A run of records
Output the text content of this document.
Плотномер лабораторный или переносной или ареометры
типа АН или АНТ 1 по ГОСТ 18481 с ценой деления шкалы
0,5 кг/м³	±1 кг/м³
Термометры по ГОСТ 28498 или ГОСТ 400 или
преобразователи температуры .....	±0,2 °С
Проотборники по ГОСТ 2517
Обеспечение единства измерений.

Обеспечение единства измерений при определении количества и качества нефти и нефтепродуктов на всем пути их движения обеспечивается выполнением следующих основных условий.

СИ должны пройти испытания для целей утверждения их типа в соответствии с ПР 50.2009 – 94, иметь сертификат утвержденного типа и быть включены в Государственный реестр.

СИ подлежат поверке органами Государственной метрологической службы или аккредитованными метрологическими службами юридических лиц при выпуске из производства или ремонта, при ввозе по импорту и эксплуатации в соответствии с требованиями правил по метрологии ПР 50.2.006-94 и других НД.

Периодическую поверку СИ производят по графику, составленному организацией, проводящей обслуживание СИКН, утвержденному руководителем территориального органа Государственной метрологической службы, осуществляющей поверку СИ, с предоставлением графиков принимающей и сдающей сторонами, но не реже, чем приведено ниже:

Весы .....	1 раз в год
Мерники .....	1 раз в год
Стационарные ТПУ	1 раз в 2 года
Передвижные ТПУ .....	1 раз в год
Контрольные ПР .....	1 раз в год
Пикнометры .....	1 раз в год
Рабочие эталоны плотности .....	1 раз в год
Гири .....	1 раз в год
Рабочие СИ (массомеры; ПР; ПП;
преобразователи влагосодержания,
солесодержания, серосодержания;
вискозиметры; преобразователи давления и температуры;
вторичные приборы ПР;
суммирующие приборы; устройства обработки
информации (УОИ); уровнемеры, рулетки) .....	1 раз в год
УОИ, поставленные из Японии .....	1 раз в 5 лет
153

What this task involves: Quote every entry exactly.

Answer to this problem:
Output the text content of this document.
Плотномер лабораторный или переносной или ареометры
типа АН или АНТ 1 по ГОСТ 18481 с ценой деления шкалы
0,5 кг/м³	±1 кг/м³
Термометры по ГОСТ 28498 или ГОСТ 400 или
преобразователи температуры .....	±0,2 °С
Проотборники по ГОСТ 2517
Обеспечение единства измерений.

Обеспечение единства измерений при определении количества и качества нефти и нефтепродуктов на всем пути их движения обеспечивается выполнением следующих основных условий.

СИ должны пройти испытания для целей утверждения их типа в соответствии с ПР 50.2009 – 94, иметь сертификат утвержденного типа и быть включены в Государственный реестр.

СИ подлежат поверке органами Государственной метрологической службы или аккредитованными метрологическими службами юридических лиц при выпуске из производства или ремонта, при ввозе по импорту и эксплуатации в соответствии с требованиями правил по метрологии ПР 50.2.006-94 и других НД.

Периодическую поверку СИ производят по графику, составленному организацией, проводящей обслуживание СИКН, утвержденному руководителем территориального органа Государственной метрологической службы, осуществляющей поверку СИ, с предоставлением графиков принимающей и сдающей сторонами, но не реже, чем приведено ниже:

Весы .....	1 раз в год
Мерники .....	1 раз в год
Стационарные ТПУ	1 раз в 2 года
Передвижные ТПУ .....	1 раз в год
Контрольные ПР .....	1 раз в год
Пикнометры .....	1 раз в год
Рабочие эталоны плотности .....	1 раз в год
Гири .....	1 раз в год
Рабочие СИ (массомеры; ПР; ПП;
преобразователи влагосодержания,
солесодержания, серосодержания;
вискозиметры; преобразователи давления и температуры;
вторичные приборы ПР;
суммирующие приборы; устройства обработки
информации (УОИ); уровнемеры, рулетки) .....	1 раз в год
УОИ, поставленные из Японии .....	1 раз в 5 лет
153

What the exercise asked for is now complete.